YOUR OBJECTIVE ▸
Restate every line of the material, word for word.
* Begin RAW RECORDS *
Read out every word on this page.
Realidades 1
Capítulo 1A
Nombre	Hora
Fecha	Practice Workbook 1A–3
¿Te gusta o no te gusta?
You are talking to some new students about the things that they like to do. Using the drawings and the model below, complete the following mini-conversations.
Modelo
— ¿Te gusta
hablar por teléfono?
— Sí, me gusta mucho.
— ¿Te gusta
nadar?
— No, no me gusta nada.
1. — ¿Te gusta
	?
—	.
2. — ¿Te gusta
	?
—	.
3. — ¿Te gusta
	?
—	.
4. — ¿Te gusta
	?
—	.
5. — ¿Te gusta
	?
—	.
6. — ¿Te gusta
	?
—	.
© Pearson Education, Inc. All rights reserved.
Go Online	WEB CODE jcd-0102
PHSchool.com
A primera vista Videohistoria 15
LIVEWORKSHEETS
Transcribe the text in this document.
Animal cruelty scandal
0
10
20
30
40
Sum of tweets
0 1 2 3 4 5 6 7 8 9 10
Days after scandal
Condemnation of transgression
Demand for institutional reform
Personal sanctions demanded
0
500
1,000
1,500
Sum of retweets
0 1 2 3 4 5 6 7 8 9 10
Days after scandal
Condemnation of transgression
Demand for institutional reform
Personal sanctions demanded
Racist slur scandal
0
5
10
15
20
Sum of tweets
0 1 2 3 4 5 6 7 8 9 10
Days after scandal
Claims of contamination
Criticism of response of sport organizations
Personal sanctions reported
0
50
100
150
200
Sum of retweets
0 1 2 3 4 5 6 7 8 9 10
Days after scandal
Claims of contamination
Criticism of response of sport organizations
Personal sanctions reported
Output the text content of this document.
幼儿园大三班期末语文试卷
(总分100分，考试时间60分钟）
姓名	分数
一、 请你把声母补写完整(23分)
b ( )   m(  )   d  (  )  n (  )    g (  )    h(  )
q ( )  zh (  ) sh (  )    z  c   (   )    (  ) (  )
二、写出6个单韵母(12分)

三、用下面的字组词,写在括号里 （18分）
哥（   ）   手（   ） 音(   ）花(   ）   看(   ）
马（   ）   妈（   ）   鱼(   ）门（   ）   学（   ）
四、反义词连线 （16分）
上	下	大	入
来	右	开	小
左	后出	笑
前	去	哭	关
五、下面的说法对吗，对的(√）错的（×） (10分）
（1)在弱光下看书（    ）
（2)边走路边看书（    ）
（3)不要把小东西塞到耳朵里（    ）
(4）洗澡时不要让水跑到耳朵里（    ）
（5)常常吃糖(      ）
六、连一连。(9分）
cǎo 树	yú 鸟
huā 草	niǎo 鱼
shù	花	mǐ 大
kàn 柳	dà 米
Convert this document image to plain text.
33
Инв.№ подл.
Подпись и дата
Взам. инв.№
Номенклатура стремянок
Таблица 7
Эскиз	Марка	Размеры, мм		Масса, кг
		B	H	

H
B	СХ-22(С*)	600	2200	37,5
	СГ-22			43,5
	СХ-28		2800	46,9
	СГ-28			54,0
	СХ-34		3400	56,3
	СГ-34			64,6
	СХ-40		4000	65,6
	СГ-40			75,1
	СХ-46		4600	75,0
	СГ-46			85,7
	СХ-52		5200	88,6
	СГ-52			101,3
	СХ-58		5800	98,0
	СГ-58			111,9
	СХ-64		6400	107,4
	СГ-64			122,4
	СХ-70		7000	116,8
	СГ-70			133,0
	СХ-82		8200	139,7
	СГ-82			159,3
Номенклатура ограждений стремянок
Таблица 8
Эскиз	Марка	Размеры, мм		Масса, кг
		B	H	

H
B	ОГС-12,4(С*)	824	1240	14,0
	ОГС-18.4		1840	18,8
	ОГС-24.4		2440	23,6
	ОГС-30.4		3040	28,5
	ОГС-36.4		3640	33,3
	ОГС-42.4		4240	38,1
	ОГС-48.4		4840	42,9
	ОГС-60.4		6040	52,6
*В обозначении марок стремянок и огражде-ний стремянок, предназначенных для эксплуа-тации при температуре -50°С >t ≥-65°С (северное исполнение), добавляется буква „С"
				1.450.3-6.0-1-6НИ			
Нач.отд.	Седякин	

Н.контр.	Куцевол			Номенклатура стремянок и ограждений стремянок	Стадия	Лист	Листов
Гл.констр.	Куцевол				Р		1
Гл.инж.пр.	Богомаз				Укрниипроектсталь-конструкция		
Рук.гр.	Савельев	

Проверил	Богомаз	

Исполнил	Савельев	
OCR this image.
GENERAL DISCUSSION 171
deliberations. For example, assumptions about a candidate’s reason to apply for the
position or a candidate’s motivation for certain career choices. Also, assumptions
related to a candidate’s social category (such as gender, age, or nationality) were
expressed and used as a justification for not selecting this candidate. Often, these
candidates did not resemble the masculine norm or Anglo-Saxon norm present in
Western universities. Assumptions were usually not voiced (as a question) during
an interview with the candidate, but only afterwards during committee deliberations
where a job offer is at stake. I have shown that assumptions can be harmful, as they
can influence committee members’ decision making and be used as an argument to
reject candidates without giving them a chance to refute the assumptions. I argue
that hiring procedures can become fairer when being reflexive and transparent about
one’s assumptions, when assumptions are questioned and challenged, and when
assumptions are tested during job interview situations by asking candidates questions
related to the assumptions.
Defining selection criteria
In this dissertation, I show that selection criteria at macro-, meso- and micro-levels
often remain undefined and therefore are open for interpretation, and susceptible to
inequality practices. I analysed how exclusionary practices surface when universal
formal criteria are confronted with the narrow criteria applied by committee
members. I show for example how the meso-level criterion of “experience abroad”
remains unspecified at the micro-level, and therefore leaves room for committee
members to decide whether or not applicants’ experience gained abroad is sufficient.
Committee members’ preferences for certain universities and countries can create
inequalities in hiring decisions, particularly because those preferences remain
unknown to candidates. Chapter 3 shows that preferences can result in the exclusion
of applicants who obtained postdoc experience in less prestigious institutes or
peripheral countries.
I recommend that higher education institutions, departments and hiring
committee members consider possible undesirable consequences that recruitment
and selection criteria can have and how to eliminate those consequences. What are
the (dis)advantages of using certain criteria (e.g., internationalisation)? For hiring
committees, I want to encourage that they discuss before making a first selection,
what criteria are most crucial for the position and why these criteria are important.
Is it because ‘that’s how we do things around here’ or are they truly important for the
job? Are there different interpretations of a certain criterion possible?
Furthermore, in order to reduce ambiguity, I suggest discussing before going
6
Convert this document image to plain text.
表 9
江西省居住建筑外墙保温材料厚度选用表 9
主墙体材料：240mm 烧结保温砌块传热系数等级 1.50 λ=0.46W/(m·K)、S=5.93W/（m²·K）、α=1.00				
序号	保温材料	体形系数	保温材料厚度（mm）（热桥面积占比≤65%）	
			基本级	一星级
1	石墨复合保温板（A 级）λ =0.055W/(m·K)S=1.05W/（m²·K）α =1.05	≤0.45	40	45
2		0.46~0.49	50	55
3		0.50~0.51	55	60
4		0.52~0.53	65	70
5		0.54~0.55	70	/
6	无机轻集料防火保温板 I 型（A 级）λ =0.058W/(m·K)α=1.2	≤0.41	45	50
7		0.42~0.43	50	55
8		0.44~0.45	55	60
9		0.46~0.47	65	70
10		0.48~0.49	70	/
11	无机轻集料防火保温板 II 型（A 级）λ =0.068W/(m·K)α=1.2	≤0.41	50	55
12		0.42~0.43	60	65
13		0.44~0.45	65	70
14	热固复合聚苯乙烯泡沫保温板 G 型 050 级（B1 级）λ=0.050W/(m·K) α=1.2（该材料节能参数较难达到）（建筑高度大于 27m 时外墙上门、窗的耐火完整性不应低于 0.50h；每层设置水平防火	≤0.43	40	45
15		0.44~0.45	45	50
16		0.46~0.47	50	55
* End RAW RECORDS *
COMPLETED EXERCISE ▸
Read out every word on this page.
Realidades 1
Capítulo 1A
Nombre	Hora
Fecha	Practice Workbook 1A–3
¿Te gusta o no te gusta?
You are talking to some new students about the things that they like to do. Using the drawings and the model below, complete the following mini-conversations.
Modelo
— ¿Te gusta
hablar por teléfono?
— Sí, me gusta mucho.
— ¿Te gusta
nadar?
— No, no me gusta nada.
1. — ¿Te gusta
	?
—	.
2. — ¿Te gusta
	?
—	.
3. — ¿Te gusta
	?
—	.
4. — ¿Te gusta
	?
—	.
5. — ¿Te gusta
	?
—	.
6. — ¿Te gusta
	?
—	.
© Pearson Education, Inc. All rights reserved.
Go Online	WEB CODE jcd-0102
PHSchool.com
A primera vista Videohistoria 15
LIVEWORKSHEETS
Transcribe the text in this document.
Animal cruelty scandal
0
10
20
30
40
Sum of tweets
0 1 2 3 4 5 6 7 8 9 10
Days after scandal
Condemnation of transgression
Demand for institutional reform
Personal sanctions demanded
0
500
1,000
1,500
Sum of retweets
0 1 2 3 4 5 6 7 8 9 10
Days after scandal
Condemnation of transgression
Demand for institutional reform
Personal sanctions demanded
Racist slur scandal
0
5
10
15
20
Sum of tweets
0 1 2 3 4 5 6 7 8 9 10
Days after scandal
Claims of contamination
Criticism of response of sport organizations
Personal sanctions reported
0
50
100
150
200
Sum of retweets
0 1 2 3 4 5 6 7 8 9 10
Days after scandal
Claims of contamination
Criticism of response of sport organizations
Personal sanctions reported
Output the text content of this document.
幼儿园大三班期末语文试卷
(总分100分，考试时间60分钟）
姓名	分数
一、 请你把声母补写完整(23分)
b ( )   m(  )   d  (  )  n (  )    g (  )    h(  )
q ( )  zh (  ) sh (  )    z  c   (   )    (  ) (  )
二、写出6个单韵母(12分)

三、用下面的字组词,写在括号里 （18分）
哥（   ）   手（   ） 音(   ）花(   ）   看(   ）
马（   ）   妈（   ）   鱼(   ）门（   ）   学（   ）
四、反义词连线 （16分）
上	下	大	入
来	右	开	小
左	后出	笑
前	去	哭	关
五、下面的说法对吗，对的(√）错的（×） (10分）
（1)在弱光下看书（    ）
（2)边走路边看书（    ）
（3)不要把小东西塞到耳朵里（    ）
(4）洗澡时不要让水跑到耳朵里（    ）
（5)常常吃糖(      ）
六、连一连。(9分）
cǎo 树	yú 鸟
huā 草	niǎo 鱼
shù	花	mǐ 大
kàn 柳	dà 米
Convert this document image to plain text.
33
Инв.№ подл.
Подпись и дата
Взам. инв.№
Номенклатура стремянок
Таблица 7
Эскиз	Марка	Размеры, мм		Масса, кг
		B	H	

H
B	СХ-22(С*)	600	2200	37,5
	СГ-22			43,5
	СХ-28		2800	46,9
	СГ-28			54,0
	СХ-34		3400	56,3
	СГ-34			64,6
	СХ-40		4000	65,6
	СГ-40			75,1
	СХ-46		4600	75,0
	СГ-46			85,7
	СХ-52		5200	88,6
	СГ-52			101,3
	СХ-58		5800	98,0
	СГ-58			111,9
	СХ-64		6400	107,4
	СГ-64			122,4
	СХ-70		7000	116,8
	СГ-70			133,0
	СХ-82		8200	139,7
	СГ-82			159,3
Номенклатура ограждений стремянок
Таблица 8
Эскиз	Марка	Размеры, мм		Масса, кг
		B	H	

H
B	ОГС-12,4(С*)	824	1240	14,0
	ОГС-18.4		1840	18,8
	ОГС-24.4		2440	23,6
	ОГС-30.4		3040	28,5
	ОГС-36.4		3640	33,3
	ОГС-42.4		4240	38,1
	ОГС-48.4		4840	42,9
	ОГС-60.4		6040	52,6
*В обозначении марок стремянок и огражде-ний стремянок, предназначенных для эксплуа-тации при температуре -50°С >t ≥-65°С (северное исполнение), добавляется буква „С"
				1.450.3-6.0-1-6НИ			
Нач.отд.	Седякин	

Н.контр.	Куцевол			Номенклатура стремянок и ограждений стремянок	Стадия	Лист	Листов
Гл.констр.	Куцевол				Р		1
Гл.инж.пр.	Богомаз				Укрниипроектсталь-конструкция		
Рук.гр.	Савельев	

Проверил	Богомаз	

Исполнил	Савельев	
OCR this image.
GENERAL DISCUSSION 171
deliberations. For example, assumptions about a candidate’s reason to apply for the
position or a candidate’s motivation for certain career choices. Also, assumptions
related to a candidate’s social category (such as gender, age, or nationality) were
expressed and used as a justification for not selecting this candidate. Often, these
candidates did not resemble the masculine norm or Anglo-Saxon norm present in
Western universities. Assumptions were usually not voiced (as a question) during
an interview with the candidate, but only afterwards during committee deliberations
where a job offer is at stake. I have shown that assumptions can be harmful, as they
can influence committee members’ decision making and be used as an argument to
reject candidates without giving them a chance to refute the assumptions. I argue
that hiring procedures can become fairer when being reflexive and transparent about
one’s assumptions, when assumptions are questioned and challenged, and when
assumptions are tested during job interview situations by asking candidates questions
related to the assumptions.
Defining selection criteria
In this dissertation, I show that selection criteria at macro-, meso- and micro-levels
often remain undefined and therefore are open for interpretation, and susceptible to
inequality practices. I analysed how exclusionary practices surface when universal
formal criteria are confronted with the narrow criteria applied by committee
members. I show for example how the meso-level criterion of “experience abroad”
remains unspecified at the micro-level, and therefore leaves room for committee
members to decide whether or not applicants’ experience gained abroad is sufficient.
Committee members’ preferences for certain universities and countries can create
inequalities in hiring decisions, particularly because those preferences remain
unknown to candidates. Chapter 3 shows that preferences can result in the exclusion
of applicants who obtained postdoc experience in less prestigious institutes or
peripheral countries.
I recommend that higher education institutions, departments and hiring
committee members consider possible undesirable consequences that recruitment
and selection criteria can have and how to eliminate those consequences. What are
the (dis)advantages of using certain criteria (e.g., internationalisation)? For hiring
committees, I want to encourage that they discuss before making a first selection,
what criteria are most crucial for the position and why these criteria are important.
Is it because ‘that’s how we do things around here’ or are they truly important for the
job? Are there different interpretations of a certain criterion possible?
Furthermore, in order to reduce ambiguity, I suggest discussing before going
6
Convert this document image to plain text.
表 9
江西省居住建筑外墙保温材料厚度选用表 9
主墙体材料：240mm 烧结保温砌块传热系数等级 1.50 λ=0.46W/(m·K)、S=5.93W/（m²·K）、α=1.00				
序号	保温材料	体形系数	保温材料厚度（mm）（热桥面积占比≤65%）	
			基本级	一星级
1	石墨复合保温板（A 级）λ =0.055W/(m·K)S=1.05W/（m²·K）α =1.05	≤0.45	40	45
2		0.46~0.49	50	55
3		0.50~0.51	55	60
4		0.52~0.53	65	70
5		0.54~0.55	70	/
6	无机轻集料防火保温板 I 型（A 级）λ =0.058W/(m·K)α=1.2	≤0.41	45	50
7		0.42~0.43	50	55
8		0.44~0.45	55	60
9		0.46~0.47	65	70
10		0.48~0.49	70	/
11	无机轻集料防火保温板 II 型（A 级）λ =0.068W/(m·K)α=1.2	≤0.41	50	55
12		0.42~0.43	60	65
13		0.44~0.45	65	70
14	热固复合聚苯乙烯泡沫保温板 G 型 050 级（B1 级）λ=0.050W/(m·K) α=1.2（该材料节能参数较难达到）（建筑高度大于 27m 时外墙上门、窗的耐火完整性不应低于 0.50h；每层设置水平防火	≤0.43	40	45
15		0.44~0.45	45	50
16		0.46~0.47	50	55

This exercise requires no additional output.